** TASK **
Copy every line from the data below in which the string "rate" can be found.

** SOURCE RECORDS **
____________

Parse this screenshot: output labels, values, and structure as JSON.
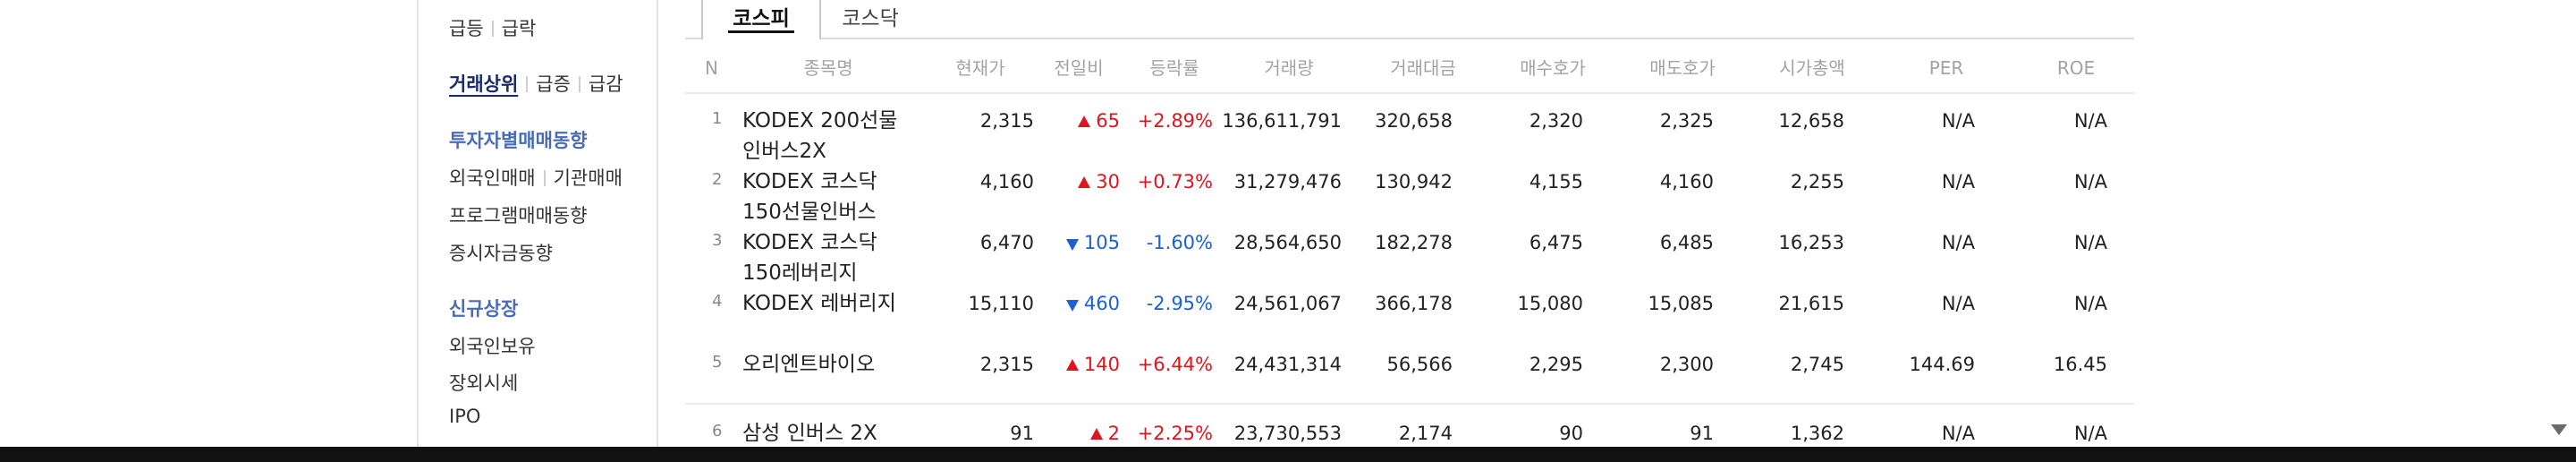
{
  "sidebar": {
    "rows": [
      {
        "items": [
          "급등",
          "급락"
        ]
      },
      {
        "items": [
          "거래상위",
          "급증",
          "급감"
        ]
      },
      {
        "items": [
          "투자자별매매동향"
        ]
      },
      {
        "items": [
          "외국인매매",
          "기관매매"
        ]
      },
      {
        "items": [
          "프로그램매매동향"
        ]
      },
      {
        "items": [
          "증시자금동향"
        ]
      },
      {
        "items": [
          "신규상장"
        ]
      },
      {
        "items": [
          "외국인보유"
        ]
      },
      {
        "items": [
          "장외시세"
        ]
      },
      {
        "items": [
          "IPO"
        ]
      }
    ]
  },
  "tabs": [
    {
      "label": "코스피",
      "active": true
    },
    {
      "label": "코스닥",
      "active": false
    }
  ],
  "columns": [
    "N",
    "종목명",
    "현재가",
    "전일비",
    "등락률",
    "거래량",
    "거래대금",
    "매수호가",
    "매도호가",
    "시가총액",
    "PER",
    "ROE"
  ],
  "rows": [
    {
      "n": "1",
      "name": "KODEX 200선물인버스2X",
      "price": "2,315",
      "dir": "up",
      "change": "65",
      "rate": "+2.89%",
      "volume": "136,611,791",
      "amount": "320,658",
      "bid": "2,320",
      "ask": "2,325",
      "cap": "12,658",
      "per": "N/A",
      "roe": "N/A"
    },
    {
      "n": "2",
      "name": "KODEX 코스닥150선물인버스",
      "price": "4,160",
      "dir": "up",
      "change": "30",
      "rate": "+0.73%",
      "volume": "31,279,476",
      "amount": "130,942",
      "bid": "4,155",
      "ask": "4,160",
      "cap": "2,255",
      "per": "N/A",
      "roe": "N/A"
    },
    {
      "n": "3",
      "name": "KODEX 코스닥150레버리지",
      "price": "6,470",
      "dir": "down",
      "change": "105",
      "rate": "-1.60%",
      "volume": "28,564,650",
      "amount": "182,278",
      "bid": "6,475",
      "ask": "6,485",
      "cap": "16,253",
      "per": "N/A",
      "roe": "N/A"
    },
    {
      "n": "4",
      "name": "KODEX 레버리지",
      "price": "15,110",
      "dir": "down",
      "change": "460",
      "rate": "-2.95%",
      "volume": "24,561,067",
      "amount": "366,178",
      "bid": "15,080",
      "ask": "15,085",
      "cap": "21,615",
      "per": "N/A",
      "roe": "N/A"
    },
    {
      "n": "5",
      "name": "오리엔트바이오",
      "price": "2,315",
      "dir": "up",
      "change": "140",
      "rate": "+6.44%",
      "volume": "24,431,314",
      "amount": "56,566",
      "bid": "2,295",
      "ask": "2,300",
      "cap": "2,745",
      "per": "144.69",
      "roe": "16.45"
    },
    {
      "n": "6",
      "name": "삼성 인버스 2X",
      "price": "91",
      "dir": "up",
      "change": "2",
      "rate": "+2.25%",
      "volume": "23,730,553",
      "amount": "2,174",
      "bid": "90",
      "ask": "91",
      "cap": "1,362",
      "per": "N/A",
      "roe": "N/A"
    }
  ]
}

____________

** FULL RESPONSE **
      "rate": "+2.89%",
      "rate": "+0.73%",
      "rate": "-1.60%",
      "rate": "-2.95%",
      "rate": "+6.44%",
      "rate": "+2.25%",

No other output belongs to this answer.